═════ RAW DATA

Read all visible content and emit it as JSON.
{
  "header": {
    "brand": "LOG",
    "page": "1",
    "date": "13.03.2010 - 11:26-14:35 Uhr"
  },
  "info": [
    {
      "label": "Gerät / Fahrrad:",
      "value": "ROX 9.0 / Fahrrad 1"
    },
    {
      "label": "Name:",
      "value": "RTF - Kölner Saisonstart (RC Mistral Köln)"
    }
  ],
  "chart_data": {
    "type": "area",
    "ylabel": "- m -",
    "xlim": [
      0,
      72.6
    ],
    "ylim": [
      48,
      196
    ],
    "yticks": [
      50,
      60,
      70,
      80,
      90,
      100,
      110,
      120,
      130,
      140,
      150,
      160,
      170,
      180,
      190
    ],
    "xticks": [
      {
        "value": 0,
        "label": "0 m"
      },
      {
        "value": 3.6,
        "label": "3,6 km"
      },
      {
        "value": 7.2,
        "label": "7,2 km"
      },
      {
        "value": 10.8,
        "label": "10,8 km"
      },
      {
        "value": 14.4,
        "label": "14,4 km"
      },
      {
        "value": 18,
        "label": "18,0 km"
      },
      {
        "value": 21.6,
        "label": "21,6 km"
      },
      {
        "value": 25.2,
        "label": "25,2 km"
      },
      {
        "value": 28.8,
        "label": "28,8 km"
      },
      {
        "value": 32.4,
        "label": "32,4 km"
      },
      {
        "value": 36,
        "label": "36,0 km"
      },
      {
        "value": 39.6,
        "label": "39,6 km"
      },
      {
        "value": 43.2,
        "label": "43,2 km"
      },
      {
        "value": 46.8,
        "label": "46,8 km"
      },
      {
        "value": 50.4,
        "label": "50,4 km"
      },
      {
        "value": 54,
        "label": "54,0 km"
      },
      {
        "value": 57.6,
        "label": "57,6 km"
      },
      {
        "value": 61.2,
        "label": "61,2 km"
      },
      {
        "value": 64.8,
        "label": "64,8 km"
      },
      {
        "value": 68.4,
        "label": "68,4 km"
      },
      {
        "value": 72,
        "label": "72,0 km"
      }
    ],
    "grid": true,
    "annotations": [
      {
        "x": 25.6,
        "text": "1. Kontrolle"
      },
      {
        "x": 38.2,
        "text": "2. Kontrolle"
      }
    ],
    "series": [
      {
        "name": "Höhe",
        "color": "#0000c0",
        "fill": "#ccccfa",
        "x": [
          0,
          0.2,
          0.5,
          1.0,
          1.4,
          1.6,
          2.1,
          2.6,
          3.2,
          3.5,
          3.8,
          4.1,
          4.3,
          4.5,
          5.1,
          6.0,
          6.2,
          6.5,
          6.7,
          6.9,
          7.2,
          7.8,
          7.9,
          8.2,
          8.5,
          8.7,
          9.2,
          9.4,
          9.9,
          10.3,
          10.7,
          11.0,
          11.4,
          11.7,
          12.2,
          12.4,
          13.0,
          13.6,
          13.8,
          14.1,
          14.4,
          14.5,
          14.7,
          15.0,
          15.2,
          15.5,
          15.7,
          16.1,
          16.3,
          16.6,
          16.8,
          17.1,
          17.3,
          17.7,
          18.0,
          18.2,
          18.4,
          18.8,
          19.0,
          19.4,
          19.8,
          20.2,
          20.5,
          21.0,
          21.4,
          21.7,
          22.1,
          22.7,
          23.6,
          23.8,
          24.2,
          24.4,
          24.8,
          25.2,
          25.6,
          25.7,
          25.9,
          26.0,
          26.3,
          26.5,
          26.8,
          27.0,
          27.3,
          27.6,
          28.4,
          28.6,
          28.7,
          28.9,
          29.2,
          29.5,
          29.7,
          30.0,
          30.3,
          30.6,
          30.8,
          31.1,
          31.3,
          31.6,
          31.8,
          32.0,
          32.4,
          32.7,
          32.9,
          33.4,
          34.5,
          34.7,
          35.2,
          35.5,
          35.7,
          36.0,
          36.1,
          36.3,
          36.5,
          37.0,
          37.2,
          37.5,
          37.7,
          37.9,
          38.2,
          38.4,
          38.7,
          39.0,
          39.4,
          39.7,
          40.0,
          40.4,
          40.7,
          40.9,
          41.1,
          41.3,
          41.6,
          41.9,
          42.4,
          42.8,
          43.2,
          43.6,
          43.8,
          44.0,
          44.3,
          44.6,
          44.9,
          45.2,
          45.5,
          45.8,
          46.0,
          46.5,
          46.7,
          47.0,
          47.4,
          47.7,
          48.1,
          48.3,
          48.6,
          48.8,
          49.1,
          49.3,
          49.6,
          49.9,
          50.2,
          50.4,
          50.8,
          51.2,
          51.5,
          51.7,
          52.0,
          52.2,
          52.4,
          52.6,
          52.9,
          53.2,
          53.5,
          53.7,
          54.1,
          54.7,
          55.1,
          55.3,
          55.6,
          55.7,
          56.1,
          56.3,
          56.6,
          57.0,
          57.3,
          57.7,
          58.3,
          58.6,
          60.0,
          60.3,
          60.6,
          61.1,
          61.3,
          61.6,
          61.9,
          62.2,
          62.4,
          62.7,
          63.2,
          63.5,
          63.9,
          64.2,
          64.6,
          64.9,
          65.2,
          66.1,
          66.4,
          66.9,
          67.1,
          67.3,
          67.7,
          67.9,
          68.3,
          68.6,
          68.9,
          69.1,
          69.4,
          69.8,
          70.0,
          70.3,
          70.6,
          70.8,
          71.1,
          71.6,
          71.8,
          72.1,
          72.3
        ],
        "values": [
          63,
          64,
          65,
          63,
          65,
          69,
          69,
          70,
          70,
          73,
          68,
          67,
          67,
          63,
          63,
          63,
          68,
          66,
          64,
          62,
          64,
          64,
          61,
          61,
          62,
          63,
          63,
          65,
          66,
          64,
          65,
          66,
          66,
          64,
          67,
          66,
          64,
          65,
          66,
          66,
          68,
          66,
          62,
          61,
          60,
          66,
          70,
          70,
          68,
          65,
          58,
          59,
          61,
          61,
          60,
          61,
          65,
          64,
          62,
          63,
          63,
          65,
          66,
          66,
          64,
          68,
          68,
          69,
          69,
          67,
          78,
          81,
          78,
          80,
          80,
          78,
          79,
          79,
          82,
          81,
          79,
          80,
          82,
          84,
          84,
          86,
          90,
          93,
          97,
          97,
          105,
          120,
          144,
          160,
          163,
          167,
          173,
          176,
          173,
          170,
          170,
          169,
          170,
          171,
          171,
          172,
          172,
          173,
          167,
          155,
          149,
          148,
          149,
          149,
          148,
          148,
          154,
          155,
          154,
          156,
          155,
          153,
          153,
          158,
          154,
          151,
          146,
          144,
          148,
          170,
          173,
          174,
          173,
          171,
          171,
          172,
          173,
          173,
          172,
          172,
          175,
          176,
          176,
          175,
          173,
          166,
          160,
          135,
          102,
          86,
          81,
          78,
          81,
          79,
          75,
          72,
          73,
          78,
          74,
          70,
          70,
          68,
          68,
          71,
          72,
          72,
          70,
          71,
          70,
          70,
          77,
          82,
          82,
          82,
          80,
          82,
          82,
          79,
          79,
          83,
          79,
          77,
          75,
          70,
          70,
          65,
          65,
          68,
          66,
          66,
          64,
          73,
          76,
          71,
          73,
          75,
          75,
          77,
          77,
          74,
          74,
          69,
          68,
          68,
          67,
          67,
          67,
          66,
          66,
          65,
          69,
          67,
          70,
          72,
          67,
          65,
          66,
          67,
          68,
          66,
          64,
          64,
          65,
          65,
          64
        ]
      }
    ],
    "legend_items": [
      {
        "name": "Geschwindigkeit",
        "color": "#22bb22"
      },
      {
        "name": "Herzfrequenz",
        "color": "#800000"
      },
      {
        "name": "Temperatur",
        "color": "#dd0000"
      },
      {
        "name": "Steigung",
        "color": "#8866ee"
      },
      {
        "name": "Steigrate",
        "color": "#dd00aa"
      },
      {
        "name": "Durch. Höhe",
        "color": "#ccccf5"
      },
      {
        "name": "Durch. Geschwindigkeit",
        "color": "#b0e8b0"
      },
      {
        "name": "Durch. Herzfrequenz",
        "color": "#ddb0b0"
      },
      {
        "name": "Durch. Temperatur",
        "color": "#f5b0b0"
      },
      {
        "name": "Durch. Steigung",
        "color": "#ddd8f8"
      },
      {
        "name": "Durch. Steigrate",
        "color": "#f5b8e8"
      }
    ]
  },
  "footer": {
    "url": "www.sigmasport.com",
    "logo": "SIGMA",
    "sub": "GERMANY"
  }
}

══════════

Every line in the data that holds "Fahrrad" should be copied out.

      "label": "Gerät / Fahrrad:",
      "value": "ROX 9.0 / Fahrrad 1"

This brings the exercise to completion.